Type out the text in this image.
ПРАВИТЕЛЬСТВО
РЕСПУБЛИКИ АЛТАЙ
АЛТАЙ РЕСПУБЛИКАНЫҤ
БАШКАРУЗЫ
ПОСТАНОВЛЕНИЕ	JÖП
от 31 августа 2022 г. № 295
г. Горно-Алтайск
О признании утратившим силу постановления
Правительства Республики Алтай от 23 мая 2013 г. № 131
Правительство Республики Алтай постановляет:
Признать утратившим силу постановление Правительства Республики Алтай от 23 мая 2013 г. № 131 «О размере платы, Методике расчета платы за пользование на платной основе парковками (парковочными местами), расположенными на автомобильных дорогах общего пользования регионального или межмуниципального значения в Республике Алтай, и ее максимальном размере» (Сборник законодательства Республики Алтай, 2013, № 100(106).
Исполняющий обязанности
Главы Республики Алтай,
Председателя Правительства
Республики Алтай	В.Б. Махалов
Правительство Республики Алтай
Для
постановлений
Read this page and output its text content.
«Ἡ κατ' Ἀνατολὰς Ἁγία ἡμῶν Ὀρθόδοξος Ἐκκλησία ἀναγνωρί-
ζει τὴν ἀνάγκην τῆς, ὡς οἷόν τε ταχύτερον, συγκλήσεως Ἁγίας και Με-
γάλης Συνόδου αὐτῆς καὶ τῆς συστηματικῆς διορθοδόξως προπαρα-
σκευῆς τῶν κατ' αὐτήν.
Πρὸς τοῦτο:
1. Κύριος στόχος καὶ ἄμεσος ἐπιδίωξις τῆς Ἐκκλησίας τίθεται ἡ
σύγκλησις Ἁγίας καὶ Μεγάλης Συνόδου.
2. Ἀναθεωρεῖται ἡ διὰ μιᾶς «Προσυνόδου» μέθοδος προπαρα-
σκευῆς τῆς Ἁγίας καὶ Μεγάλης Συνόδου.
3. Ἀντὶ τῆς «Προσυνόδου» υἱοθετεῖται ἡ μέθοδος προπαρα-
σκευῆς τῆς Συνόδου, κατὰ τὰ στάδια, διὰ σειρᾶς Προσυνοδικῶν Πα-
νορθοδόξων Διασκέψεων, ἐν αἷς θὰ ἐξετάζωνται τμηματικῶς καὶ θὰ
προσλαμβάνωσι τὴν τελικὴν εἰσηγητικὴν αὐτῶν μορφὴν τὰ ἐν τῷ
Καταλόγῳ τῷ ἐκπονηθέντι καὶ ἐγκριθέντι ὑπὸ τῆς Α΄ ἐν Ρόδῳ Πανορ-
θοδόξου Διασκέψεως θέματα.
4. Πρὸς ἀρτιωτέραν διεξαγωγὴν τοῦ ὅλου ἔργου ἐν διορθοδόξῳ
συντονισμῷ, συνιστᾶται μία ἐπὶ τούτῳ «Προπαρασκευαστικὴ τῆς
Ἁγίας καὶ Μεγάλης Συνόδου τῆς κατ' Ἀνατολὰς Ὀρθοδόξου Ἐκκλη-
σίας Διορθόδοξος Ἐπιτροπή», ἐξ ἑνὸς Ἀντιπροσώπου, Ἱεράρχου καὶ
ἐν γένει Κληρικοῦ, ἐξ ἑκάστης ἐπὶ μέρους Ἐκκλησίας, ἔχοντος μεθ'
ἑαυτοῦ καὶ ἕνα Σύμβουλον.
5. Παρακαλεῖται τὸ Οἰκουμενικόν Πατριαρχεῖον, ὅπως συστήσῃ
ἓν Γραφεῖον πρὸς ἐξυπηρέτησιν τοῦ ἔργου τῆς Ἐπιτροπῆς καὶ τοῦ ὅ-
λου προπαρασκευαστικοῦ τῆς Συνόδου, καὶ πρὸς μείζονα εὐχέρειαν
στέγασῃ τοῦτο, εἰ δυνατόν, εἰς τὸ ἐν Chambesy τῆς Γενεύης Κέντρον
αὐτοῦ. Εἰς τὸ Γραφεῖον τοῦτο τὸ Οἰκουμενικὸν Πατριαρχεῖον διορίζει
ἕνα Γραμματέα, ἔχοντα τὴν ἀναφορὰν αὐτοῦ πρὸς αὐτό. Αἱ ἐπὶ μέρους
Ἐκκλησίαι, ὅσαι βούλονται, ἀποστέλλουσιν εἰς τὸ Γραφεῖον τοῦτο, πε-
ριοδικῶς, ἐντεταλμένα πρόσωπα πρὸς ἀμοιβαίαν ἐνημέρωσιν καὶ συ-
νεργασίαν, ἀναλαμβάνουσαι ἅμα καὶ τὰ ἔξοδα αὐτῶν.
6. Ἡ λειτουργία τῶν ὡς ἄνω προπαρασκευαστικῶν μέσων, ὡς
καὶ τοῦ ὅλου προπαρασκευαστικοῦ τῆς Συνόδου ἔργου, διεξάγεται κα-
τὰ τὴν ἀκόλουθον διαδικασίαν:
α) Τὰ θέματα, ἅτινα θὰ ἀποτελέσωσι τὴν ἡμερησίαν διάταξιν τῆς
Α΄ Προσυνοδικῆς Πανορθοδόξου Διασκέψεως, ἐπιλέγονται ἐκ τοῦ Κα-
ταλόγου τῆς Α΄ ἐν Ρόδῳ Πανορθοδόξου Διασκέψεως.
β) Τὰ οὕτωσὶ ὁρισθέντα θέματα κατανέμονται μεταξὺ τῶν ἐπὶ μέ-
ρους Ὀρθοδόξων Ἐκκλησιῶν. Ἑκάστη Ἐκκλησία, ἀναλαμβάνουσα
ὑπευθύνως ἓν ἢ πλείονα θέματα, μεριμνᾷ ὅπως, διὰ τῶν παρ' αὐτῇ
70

WORK TO DO. Your task is to quote all of the data word for word.

EXERCISE SOLUTION.
Type out the text in this image.
ПРАВИТЕЛЬСТВО
РЕСПУБЛИКИ АЛТАЙ
АЛТАЙ РЕСПУБЛИКАНЫҤ
БАШКАРУЗЫ
ПОСТАНОВЛЕНИЕ	JÖП
от 31 августа 2022 г. № 295
г. Горно-Алтайск
О признании утратившим силу постановления
Правительства Республики Алтай от 23 мая 2013 г. № 131
Правительство Республики Алтай постановляет:
Признать утратившим силу постановление Правительства Республики Алтай от 23 мая 2013 г. № 131 «О размере платы, Методике расчета платы за пользование на платной основе парковками (парковочными местами), расположенными на автомобильных дорогах общего пользования регионального или межмуниципального значения в Республике Алтай, и ее максимальном размере» (Сборник законодательства Республики Алтай, 2013, № 100(106).
Исполняющий обязанности
Главы Республики Алтай,
Председателя Правительства
Республики Алтай	В.Б. Махалов
Правительство Республики Алтай
Для
постановлений
Read this page and output its text content.
«Ἡ κατ' Ἀνατολὰς Ἁγία ἡμῶν Ὀρθόδοξος Ἐκκλησία ἀναγνωρί-
ζει τὴν ἀνάγκην τῆς, ὡς οἷόν τε ταχύτερον, συγκλήσεως Ἁγίας και Με-
γάλης Συνόδου αὐτῆς καὶ τῆς συστηματικῆς διορθοδόξως προπαρα-
σκευῆς τῶν κατ' αὐτήν.
Πρὸς τοῦτο:
1. Κύριος στόχος καὶ ἄμεσος ἐπιδίωξις τῆς Ἐκκλησίας τίθεται ἡ
σύγκλησις Ἁγίας καὶ Μεγάλης Συνόδου.
2. Ἀναθεωρεῖται ἡ διὰ μιᾶς «Προσυνόδου» μέθοδος προπαρα-
σκευῆς τῆς Ἁγίας καὶ Μεγάλης Συνόδου.
3. Ἀντὶ τῆς «Προσυνόδου» υἱοθετεῖται ἡ μέθοδος προπαρα-
σκευῆς τῆς Συνόδου, κατὰ τὰ στάδια, διὰ σειρᾶς Προσυνοδικῶν Πα-
νορθοδόξων Διασκέψεων, ἐν αἷς θὰ ἐξετάζωνται τμηματικῶς καὶ θὰ
προσλαμβάνωσι τὴν τελικὴν εἰσηγητικὴν αὐτῶν μορφὴν τὰ ἐν τῷ
Καταλόγῳ τῷ ἐκπονηθέντι καὶ ἐγκριθέντι ὑπὸ τῆς Α΄ ἐν Ρόδῳ Πανορ-
θοδόξου Διασκέψεως θέματα.
4. Πρὸς ἀρτιωτέραν διεξαγωγὴν τοῦ ὅλου ἔργου ἐν διορθοδόξῳ
συντονισμῷ, συνιστᾶται μία ἐπὶ τούτῳ «Προπαρασκευαστικὴ τῆς
Ἁγίας καὶ Μεγάλης Συνόδου τῆς κατ' Ἀνατολὰς Ὀρθοδόξου Ἐκκλη-
σίας Διορθόδοξος Ἐπιτροπή», ἐξ ἑνὸς Ἀντιπροσώπου, Ἱεράρχου καὶ
ἐν γένει Κληρικοῦ, ἐξ ἑκάστης ἐπὶ μέρους Ἐκκλησίας, ἔχοντος μεθ'
ἑαυτοῦ καὶ ἕνα Σύμβουλον.
5. Παρακαλεῖται τὸ Οἰκουμενικόν Πατριαρχεῖον, ὅπως συστήσῃ
ἓν Γραφεῖον πρὸς ἐξυπηρέτησιν τοῦ ἔργου τῆς Ἐπιτροπῆς καὶ τοῦ ὅ-
λου προπαρασκευαστικοῦ τῆς Συνόδου, καὶ πρὸς μείζονα εὐχέρειαν
στέγασῃ τοῦτο, εἰ δυνατόν, εἰς τὸ ἐν Chambesy τῆς Γενεύης Κέντρον
αὐτοῦ. Εἰς τὸ Γραφεῖον τοῦτο τὸ Οἰκουμενικὸν Πατριαρχεῖον διορίζει
ἕνα Γραμματέα, ἔχοντα τὴν ἀναφορὰν αὐτοῦ πρὸς αὐτό. Αἱ ἐπὶ μέρους
Ἐκκλησίαι, ὅσαι βούλονται, ἀποστέλλουσιν εἰς τὸ Γραφεῖον τοῦτο, πε-
ριοδικῶς, ἐντεταλμένα πρόσωπα πρὸς ἀμοιβαίαν ἐνημέρωσιν καὶ συ-
νεργασίαν, ἀναλαμβάνουσαι ἅμα καὶ τὰ ἔξοδα αὐτῶν.
6. Ἡ λειτουργία τῶν ὡς ἄνω προπαρασκευαστικῶν μέσων, ὡς
καὶ τοῦ ὅλου προπαρασκευαστικοῦ τῆς Συνόδου ἔργου, διεξάγεται κα-
τὰ τὴν ἀκόλουθον διαδικασίαν:
α) Τὰ θέματα, ἅτινα θὰ ἀποτελέσωσι τὴν ἡμερησίαν διάταξιν τῆς
Α΄ Προσυνοδικῆς Πανορθοδόξου Διασκέψεως, ἐπιλέγονται ἐκ τοῦ Κα-
ταλόγου τῆς Α΄ ἐν Ρόδῳ Πανορθοδόξου Διασκέψεως.
β) Τὰ οὕτωσὶ ὁρισθέντα θέματα κατανέμονται μεταξὺ τῶν ἐπὶ μέ-
ρους Ὀρθοδόξων Ἐκκλησιῶν. Ἑκάστη Ἐκκλησία, ἀναλαμβάνουσα
ὑπευθύνως ἓν ἢ πλείονα θέματα, μεριμνᾷ ὅπως, διὰ τῶν παρ' αὐτῇ
70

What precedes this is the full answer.